* begin Supplied information *
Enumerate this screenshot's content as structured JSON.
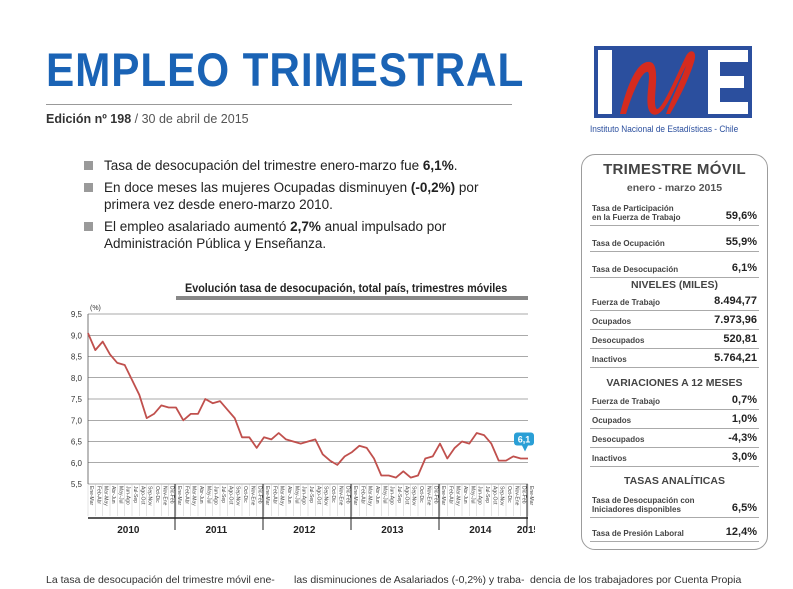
{
  "header": {
    "title": "EMPLEO TRIMESTRAL",
    "edition_label": "Edición nº 198",
    "edition_date": "/ 30 de abril de 2015",
    "logo_caption": "Instituto Nacional de Estadísticas - Chile"
  },
  "bullets": [
    {
      "pre": "Tasa de desocupación del trimestre enero-marzo fue ",
      "bold": "6,1%",
      "post": "."
    },
    {
      "pre": "En doce meses las mujeres Ocupadas disminuyen ",
      "bold": "(-0,2%)",
      "post": " por primera vez desde enero-marzo 2010."
    },
    {
      "pre": "El empleo asalariado aumentó ",
      "bold": "2,7%",
      "post": " anual impulsado por Administración Pública y Enseñanza."
    }
  ],
  "chart_data": {
    "type": "line",
    "title": "Evolución tasa de desocupación, total país, trimestres móviles",
    "ylabel": "(%)",
    "ylim": [
      5.5,
      9.5
    ],
    "yticks": [
      "9,5",
      "9,0",
      "8,5",
      "8,0",
      "7,5",
      "7,0",
      "6,5",
      "6,0",
      "5,5"
    ],
    "grid": true,
    "month_labels": [
      "Ene-Mar",
      "Feb-Abr",
      "Mar-May",
      "Abr-Jun",
      "May-Jul",
      "Jun-Ago",
      "Jul-Sep",
      "Ago-Oct",
      "Sep-Nov",
      "Oct-Dic",
      "Nov-Ene",
      "Dic-Feb"
    ],
    "years": [
      "2010",
      "2011",
      "2012",
      "2013",
      "2014",
      "2015"
    ],
    "last_label": "6,1",
    "series": [
      {
        "values": [
          9.05,
          8.65,
          8.85,
          8.55,
          8.35,
          8.3,
          7.95,
          7.6,
          7.05,
          7.15,
          7.35,
          7.3,
          7.3,
          7.0,
          7.15,
          7.15,
          7.5,
          7.4,
          7.45,
          7.25,
          7.05,
          6.6,
          6.6,
          6.35,
          6.6,
          6.55,
          6.7,
          6.55,
          6.5,
          6.45,
          6.5,
          6.55,
          6.2,
          6.05,
          5.95,
          6.15,
          6.25,
          6.4,
          6.35,
          6.1,
          5.7,
          5.7,
          5.65,
          5.8,
          5.65,
          5.7,
          6.1,
          6.15,
          6.45,
          6.1,
          6.35,
          6.5,
          6.45,
          6.7,
          6.65,
          6.45,
          6.05,
          6.05,
          6.15,
          6.1,
          6.1
        ],
        "color": "#c0504d"
      }
    ]
  },
  "panel": {
    "title": "TRIMESTRE MÓVIL",
    "subtitle": "enero - marzo 2015",
    "rates": [
      {
        "label": "Tasa de Participación\nen la Fuerza de Trabajo",
        "value": "59,6%"
      },
      {
        "label": "Tasa de Ocupación",
        "value": "55,9%"
      },
      {
        "label": "Tasa de Desocupación",
        "value": "6,1%"
      }
    ],
    "levels_title": "NIVELES (MILES)",
    "levels": [
      {
        "label": "Fuerza de Trabajo",
        "value": "8.494,77"
      },
      {
        "label": "Ocupados",
        "value": "7.973,96"
      },
      {
        "label": "Desocupados",
        "value": "520,81"
      },
      {
        "label": "Inactivos",
        "value": "5.764,21"
      }
    ],
    "variations_title": "VARIACIONES A 12 MESES",
    "variations": [
      {
        "label": "Fuerza de Trabajo",
        "value": "0,7%"
      },
      {
        "label": "Ocupados",
        "value": "1,0%"
      },
      {
        "label": "Desocupados",
        "value": "-4,3%"
      },
      {
        "label": "Inactivos",
        "value": "3,0%"
      }
    ],
    "analytic_title": "TASAS ANALÍTICAS",
    "analytic": [
      {
        "label": "Tasa de Desocupación con\nIniciadores disponibles",
        "value": "6,5%"
      },
      {
        "label": "Tasa de Presión Laboral",
        "value": "12,4%"
      }
    ]
  },
  "footer": {
    "col1": "La tasa de desocupación del trimestre móvil ene-",
    "col2": "las disminuciones de Asalariados (-0,2%) y traba-",
    "col3": "dencia de los trabajadores por Cuenta Propia"
  },
  "colors": {
    "title_blue": "#1a63b5",
    "line_red": "#c0504d",
    "badge_blue": "#2a9fd6",
    "logo_blue": "#2b4f9e",
    "logo_red": "#d52b1e"
  }
}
* end Supplied information *
Directions:
Read the entries above, then pull out the lines that include "post".

Solution to this task:
      "post": "."
      "post": " por primera vez desde enero-marzo 2010."
      "post": " anual impulsado por Administración Pública y Enseñanza."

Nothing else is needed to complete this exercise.